• Task objective
In the material below, from the line with "Segment this screenshot: for" to the line with "page-edge-left [0, 0, 3, 1337]", swap "bbox" for "bounding box" and leave everything else unchanged. Return only those lines.

• Listed records
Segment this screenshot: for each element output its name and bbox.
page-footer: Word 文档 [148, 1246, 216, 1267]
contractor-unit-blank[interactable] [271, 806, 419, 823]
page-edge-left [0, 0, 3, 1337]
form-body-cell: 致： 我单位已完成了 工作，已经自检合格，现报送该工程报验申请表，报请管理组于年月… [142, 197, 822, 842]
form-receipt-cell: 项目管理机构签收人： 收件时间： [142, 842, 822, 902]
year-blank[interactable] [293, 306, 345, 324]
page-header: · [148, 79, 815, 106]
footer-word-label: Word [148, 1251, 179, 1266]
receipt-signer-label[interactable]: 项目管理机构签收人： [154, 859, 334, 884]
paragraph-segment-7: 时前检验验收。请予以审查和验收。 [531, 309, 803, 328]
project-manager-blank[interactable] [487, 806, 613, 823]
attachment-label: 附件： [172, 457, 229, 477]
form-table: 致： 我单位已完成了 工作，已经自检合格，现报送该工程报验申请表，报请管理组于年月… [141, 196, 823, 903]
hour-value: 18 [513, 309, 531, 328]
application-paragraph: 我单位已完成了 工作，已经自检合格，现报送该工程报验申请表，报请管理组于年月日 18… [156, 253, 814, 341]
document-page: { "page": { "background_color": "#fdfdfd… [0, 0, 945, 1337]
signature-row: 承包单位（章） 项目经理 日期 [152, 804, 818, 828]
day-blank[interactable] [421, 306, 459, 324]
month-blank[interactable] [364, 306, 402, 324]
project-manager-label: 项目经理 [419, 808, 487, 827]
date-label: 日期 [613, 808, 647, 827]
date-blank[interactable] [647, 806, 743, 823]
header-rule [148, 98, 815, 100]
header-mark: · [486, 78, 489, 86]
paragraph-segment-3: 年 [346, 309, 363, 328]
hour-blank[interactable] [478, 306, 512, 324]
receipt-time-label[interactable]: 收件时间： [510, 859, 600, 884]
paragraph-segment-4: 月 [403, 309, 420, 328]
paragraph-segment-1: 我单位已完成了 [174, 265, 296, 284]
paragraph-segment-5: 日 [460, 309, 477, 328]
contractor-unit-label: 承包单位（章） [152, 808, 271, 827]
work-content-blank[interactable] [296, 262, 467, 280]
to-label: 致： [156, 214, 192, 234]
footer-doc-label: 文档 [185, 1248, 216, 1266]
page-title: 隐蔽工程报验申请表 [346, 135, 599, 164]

--

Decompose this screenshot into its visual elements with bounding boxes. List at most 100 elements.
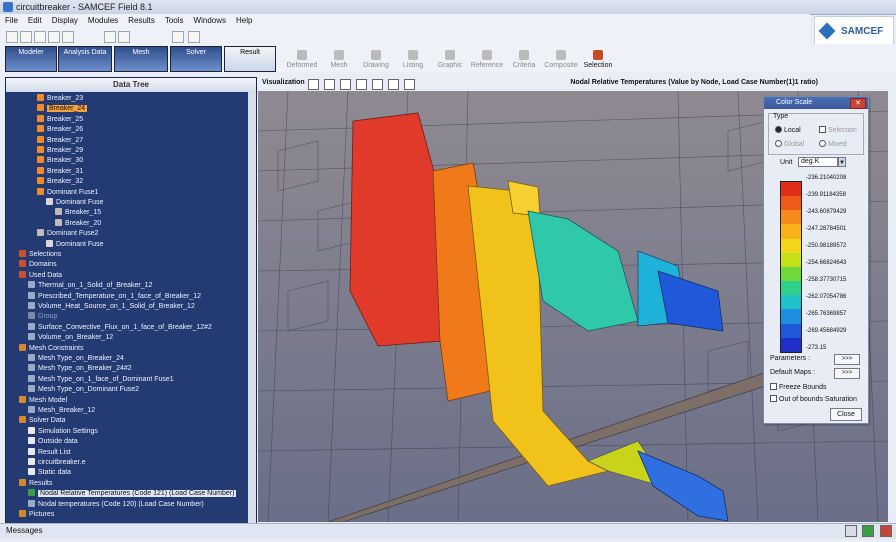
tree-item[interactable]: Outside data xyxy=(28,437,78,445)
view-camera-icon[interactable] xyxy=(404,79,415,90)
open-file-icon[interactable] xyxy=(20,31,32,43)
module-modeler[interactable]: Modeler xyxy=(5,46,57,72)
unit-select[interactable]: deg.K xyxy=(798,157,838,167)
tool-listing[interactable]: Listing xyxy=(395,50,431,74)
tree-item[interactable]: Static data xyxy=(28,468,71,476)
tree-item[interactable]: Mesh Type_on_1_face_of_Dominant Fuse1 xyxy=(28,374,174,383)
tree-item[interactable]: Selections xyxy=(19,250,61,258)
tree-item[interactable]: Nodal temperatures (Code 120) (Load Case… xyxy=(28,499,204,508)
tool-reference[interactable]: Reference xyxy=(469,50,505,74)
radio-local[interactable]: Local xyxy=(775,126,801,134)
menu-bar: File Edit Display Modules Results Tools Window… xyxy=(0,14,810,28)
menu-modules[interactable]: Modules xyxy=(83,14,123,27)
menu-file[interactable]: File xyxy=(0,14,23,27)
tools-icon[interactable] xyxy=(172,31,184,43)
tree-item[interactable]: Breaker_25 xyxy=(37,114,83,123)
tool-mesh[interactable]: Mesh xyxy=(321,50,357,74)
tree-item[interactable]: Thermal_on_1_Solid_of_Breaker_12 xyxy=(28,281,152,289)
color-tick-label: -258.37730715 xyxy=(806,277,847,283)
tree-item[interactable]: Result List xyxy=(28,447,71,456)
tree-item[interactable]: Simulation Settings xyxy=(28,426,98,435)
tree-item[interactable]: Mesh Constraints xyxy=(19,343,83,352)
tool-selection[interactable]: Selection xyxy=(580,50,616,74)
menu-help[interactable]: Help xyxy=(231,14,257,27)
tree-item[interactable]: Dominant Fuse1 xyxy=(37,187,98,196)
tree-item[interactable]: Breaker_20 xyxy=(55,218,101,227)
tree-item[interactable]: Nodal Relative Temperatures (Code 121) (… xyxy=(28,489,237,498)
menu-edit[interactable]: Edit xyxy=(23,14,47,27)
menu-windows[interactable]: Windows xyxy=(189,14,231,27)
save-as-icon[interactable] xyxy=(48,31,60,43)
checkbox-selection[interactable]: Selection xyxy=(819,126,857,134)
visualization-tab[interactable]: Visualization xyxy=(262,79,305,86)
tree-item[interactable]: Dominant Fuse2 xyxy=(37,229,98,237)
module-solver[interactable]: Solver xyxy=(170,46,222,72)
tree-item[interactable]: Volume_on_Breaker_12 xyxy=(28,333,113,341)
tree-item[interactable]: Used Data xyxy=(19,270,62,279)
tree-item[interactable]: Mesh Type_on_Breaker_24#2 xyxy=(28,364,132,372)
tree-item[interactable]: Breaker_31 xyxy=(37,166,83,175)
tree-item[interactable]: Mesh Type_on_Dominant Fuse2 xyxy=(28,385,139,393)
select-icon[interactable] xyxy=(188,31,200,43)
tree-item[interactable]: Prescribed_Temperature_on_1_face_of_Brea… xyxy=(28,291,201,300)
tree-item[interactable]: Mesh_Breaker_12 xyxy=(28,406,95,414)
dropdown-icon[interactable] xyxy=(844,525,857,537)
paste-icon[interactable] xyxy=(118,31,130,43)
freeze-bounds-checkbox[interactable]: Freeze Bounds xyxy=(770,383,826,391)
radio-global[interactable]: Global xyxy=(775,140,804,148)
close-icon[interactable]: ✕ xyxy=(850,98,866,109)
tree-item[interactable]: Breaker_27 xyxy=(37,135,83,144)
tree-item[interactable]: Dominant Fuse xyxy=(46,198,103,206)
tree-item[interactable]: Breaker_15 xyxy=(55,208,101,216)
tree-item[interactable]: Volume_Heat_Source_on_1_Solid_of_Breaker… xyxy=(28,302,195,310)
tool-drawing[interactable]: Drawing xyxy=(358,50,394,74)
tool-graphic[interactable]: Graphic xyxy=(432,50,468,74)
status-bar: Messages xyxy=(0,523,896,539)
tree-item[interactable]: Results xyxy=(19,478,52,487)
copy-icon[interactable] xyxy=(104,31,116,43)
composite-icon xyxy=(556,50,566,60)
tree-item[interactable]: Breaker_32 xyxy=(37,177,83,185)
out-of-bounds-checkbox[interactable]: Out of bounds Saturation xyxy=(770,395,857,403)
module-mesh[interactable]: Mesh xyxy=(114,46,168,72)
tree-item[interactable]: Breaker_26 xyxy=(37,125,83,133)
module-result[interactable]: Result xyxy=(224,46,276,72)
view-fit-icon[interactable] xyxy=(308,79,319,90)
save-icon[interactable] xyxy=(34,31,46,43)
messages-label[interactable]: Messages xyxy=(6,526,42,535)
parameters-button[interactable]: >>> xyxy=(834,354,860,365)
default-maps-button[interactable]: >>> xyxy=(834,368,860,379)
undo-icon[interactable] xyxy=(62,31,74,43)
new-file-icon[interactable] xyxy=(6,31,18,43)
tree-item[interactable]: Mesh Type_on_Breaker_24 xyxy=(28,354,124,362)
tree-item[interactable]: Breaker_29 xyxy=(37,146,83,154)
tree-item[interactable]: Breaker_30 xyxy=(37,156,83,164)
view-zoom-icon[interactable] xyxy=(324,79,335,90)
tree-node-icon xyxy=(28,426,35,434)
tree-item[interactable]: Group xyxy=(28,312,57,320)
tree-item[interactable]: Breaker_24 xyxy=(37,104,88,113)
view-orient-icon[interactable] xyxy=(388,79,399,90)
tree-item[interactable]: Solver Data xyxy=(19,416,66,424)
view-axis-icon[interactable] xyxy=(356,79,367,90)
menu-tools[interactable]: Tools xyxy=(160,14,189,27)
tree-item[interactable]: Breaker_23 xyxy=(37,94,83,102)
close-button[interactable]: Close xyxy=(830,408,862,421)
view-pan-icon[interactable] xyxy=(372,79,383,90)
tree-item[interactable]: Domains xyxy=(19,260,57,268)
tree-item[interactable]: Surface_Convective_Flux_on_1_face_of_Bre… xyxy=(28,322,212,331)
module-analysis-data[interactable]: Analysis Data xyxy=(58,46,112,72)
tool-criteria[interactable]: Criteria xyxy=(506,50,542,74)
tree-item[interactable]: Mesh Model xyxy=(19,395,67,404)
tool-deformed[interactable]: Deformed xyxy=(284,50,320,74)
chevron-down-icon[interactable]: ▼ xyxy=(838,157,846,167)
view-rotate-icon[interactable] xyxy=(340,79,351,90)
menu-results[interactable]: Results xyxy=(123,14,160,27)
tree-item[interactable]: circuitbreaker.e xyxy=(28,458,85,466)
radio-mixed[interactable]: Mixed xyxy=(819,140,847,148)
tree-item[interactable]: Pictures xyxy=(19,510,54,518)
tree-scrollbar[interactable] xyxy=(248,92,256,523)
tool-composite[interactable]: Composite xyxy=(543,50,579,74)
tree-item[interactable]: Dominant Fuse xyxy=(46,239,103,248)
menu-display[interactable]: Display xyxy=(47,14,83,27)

• Written response
Segment this screenshot: for each element output its name and bounding box.
page-footer: Word 文档 [148, 1246, 216, 1267]
contractor-unit-blank[interactable] [271, 806, 419, 823]
page-edge-left [0, 0, 3, 1337]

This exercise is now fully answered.